» Your instructions
Of the lines in this material, how many contain "Direct"? Answer with a single number only.

* Start Source records *

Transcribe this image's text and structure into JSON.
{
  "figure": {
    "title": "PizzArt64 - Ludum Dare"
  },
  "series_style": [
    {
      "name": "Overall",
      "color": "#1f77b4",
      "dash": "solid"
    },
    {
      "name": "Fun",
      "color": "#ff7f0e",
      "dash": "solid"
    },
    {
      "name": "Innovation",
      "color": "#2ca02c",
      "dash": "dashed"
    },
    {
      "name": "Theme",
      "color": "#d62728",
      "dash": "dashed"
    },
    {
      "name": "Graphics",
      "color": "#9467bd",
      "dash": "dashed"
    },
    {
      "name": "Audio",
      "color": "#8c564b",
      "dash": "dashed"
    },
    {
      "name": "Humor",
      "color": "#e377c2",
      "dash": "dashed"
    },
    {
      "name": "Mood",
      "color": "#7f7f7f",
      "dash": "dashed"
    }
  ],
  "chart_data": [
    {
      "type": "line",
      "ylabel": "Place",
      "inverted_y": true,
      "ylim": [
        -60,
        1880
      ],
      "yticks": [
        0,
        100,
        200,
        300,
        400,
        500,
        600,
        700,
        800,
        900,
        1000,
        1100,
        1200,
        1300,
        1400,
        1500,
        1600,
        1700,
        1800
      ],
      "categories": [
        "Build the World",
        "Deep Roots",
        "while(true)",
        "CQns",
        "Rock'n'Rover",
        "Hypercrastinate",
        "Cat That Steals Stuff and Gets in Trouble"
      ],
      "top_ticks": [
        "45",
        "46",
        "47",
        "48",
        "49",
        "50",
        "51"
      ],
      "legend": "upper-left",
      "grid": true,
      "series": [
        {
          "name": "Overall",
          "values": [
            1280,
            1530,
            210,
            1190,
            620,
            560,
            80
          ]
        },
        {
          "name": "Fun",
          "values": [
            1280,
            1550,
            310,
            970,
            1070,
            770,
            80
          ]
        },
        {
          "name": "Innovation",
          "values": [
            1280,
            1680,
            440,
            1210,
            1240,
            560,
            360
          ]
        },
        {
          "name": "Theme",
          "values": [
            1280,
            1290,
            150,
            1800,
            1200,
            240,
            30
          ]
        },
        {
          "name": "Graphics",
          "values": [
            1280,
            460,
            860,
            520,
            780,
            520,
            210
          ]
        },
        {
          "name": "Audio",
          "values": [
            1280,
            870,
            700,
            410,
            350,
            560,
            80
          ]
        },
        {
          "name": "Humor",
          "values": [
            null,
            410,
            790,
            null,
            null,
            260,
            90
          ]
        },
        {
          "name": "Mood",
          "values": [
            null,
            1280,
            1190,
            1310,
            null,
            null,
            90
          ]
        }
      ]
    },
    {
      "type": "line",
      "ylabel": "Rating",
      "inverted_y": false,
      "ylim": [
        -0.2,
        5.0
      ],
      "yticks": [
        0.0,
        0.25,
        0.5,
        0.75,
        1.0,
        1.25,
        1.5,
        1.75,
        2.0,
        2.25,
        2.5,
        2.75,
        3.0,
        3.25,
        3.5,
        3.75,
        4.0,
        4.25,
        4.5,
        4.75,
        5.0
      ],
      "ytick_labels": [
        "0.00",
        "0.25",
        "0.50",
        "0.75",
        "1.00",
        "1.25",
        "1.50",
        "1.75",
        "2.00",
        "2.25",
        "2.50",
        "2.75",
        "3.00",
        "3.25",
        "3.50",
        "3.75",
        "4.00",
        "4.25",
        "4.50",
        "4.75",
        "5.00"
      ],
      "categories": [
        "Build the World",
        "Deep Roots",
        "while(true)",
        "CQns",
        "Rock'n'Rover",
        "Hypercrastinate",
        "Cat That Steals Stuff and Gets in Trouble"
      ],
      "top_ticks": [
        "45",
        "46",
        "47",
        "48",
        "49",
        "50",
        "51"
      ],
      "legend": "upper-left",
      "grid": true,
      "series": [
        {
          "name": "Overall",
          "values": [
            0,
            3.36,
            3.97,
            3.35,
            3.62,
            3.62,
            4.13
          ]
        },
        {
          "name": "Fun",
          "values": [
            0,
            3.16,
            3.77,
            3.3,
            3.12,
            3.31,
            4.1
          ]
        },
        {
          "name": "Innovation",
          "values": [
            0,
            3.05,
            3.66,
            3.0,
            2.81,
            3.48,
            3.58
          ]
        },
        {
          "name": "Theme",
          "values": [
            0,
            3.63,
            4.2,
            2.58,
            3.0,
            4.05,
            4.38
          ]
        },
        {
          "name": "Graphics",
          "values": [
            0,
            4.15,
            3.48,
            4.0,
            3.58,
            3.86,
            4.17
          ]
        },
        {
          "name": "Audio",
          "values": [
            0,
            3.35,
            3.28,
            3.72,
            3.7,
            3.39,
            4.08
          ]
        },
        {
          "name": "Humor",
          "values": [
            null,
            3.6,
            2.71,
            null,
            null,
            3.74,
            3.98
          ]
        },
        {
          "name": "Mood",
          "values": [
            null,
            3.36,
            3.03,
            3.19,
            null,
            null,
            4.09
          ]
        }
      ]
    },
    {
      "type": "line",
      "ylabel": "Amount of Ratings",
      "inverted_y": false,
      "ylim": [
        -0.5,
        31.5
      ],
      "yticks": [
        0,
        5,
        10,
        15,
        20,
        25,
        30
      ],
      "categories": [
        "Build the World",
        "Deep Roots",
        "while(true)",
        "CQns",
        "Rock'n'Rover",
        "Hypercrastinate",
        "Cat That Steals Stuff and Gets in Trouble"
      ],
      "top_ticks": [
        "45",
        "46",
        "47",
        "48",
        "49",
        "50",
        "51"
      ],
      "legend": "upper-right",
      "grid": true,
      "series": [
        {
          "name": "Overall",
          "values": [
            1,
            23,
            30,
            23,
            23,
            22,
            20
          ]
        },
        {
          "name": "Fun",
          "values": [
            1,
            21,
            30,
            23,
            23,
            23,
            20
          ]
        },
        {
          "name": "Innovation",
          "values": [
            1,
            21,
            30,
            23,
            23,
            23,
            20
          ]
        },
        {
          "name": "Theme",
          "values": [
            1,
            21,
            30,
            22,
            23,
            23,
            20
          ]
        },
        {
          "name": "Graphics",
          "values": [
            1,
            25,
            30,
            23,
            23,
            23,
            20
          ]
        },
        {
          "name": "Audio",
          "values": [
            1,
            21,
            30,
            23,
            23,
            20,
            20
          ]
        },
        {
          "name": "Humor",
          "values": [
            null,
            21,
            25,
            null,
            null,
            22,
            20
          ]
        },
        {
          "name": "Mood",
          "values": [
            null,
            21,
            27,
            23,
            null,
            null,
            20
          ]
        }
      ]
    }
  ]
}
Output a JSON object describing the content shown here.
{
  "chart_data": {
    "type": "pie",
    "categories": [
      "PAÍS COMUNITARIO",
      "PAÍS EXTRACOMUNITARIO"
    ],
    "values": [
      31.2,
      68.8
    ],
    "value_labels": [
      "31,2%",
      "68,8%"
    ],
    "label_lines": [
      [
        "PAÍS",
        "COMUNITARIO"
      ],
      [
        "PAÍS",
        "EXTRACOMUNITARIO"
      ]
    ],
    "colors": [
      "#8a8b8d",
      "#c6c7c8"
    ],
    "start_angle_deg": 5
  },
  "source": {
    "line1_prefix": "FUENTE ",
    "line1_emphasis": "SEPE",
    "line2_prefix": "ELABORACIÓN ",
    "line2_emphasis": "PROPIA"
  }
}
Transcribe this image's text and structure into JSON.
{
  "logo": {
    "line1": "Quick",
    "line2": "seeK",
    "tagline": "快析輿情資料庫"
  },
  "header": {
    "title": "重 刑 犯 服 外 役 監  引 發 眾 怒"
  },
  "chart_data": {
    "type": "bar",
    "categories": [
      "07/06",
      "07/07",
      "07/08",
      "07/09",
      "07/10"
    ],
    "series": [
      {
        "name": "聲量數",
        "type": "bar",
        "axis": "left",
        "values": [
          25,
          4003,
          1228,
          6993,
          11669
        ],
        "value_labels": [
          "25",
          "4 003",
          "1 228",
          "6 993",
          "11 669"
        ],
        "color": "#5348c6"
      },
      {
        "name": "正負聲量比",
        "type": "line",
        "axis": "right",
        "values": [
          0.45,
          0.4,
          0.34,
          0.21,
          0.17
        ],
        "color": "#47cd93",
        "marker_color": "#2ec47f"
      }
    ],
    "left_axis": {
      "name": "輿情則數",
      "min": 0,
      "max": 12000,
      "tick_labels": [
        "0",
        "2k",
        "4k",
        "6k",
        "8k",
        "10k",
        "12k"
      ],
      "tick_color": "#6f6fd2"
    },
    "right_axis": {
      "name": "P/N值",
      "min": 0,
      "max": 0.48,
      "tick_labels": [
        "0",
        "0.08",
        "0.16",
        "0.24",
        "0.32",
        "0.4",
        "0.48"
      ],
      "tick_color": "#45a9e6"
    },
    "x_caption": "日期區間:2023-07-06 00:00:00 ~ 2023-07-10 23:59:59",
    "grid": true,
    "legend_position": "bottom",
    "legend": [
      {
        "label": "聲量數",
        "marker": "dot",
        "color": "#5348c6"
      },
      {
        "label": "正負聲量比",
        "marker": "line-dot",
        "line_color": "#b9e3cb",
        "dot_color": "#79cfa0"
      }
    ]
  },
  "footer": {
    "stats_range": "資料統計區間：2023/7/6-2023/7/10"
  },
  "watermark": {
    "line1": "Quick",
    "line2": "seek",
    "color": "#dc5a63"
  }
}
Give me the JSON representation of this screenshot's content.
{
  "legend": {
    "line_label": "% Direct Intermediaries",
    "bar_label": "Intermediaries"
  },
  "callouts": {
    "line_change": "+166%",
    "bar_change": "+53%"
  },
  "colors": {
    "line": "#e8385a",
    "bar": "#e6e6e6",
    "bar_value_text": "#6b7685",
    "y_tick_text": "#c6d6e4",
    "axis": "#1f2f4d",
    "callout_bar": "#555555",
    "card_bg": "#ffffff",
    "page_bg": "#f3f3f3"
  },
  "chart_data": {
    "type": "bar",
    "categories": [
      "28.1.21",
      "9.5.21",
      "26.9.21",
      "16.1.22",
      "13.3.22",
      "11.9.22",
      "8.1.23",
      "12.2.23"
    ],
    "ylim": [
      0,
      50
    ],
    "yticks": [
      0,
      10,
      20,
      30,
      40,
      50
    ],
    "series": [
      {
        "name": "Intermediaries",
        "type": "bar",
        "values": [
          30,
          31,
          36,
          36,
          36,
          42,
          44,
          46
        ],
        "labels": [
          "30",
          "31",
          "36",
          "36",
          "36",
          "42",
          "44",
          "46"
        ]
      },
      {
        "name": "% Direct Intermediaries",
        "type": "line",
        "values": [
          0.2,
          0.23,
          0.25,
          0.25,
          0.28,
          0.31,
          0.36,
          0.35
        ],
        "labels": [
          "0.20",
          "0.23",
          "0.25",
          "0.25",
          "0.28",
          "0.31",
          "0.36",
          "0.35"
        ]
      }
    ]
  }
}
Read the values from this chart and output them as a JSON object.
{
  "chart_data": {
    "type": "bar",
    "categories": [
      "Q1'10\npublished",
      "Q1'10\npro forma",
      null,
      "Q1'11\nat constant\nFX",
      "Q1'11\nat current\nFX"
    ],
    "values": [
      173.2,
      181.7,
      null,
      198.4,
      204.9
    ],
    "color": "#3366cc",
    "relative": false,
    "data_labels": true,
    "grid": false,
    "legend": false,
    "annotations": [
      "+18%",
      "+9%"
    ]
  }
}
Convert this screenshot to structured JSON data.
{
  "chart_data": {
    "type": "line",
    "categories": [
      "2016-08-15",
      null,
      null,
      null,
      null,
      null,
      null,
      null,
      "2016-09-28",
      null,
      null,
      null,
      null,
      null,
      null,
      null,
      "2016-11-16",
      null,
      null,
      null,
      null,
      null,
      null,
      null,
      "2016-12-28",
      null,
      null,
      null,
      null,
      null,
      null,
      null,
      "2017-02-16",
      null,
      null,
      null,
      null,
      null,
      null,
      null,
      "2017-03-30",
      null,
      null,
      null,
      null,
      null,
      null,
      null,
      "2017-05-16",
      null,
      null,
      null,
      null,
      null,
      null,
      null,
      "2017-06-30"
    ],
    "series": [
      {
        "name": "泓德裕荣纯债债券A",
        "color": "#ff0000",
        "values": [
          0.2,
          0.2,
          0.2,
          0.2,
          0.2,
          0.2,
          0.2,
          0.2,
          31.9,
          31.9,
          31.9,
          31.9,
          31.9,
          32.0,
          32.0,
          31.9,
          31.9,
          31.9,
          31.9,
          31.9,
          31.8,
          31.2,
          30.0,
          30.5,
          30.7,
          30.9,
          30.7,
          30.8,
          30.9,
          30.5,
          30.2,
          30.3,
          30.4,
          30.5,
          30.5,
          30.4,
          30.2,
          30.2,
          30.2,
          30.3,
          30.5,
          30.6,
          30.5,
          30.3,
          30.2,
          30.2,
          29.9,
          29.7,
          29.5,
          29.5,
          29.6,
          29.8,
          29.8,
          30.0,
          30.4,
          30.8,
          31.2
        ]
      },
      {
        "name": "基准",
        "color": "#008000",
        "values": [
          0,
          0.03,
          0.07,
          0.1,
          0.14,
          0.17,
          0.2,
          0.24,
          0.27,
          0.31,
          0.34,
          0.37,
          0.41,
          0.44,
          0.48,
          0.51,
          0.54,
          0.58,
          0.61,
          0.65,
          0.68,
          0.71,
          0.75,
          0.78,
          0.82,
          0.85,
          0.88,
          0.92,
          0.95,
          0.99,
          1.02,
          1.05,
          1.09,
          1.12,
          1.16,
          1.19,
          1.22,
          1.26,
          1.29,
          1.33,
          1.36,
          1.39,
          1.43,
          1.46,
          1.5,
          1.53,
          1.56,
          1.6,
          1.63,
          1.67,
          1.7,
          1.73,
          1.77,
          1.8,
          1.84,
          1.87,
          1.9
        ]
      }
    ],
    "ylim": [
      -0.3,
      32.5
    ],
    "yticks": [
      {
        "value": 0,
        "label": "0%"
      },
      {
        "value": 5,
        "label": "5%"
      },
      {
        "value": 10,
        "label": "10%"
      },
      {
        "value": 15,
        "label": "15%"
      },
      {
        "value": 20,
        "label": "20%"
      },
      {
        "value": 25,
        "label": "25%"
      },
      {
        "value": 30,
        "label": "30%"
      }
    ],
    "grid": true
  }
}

* End Source records *

» Finished answer
2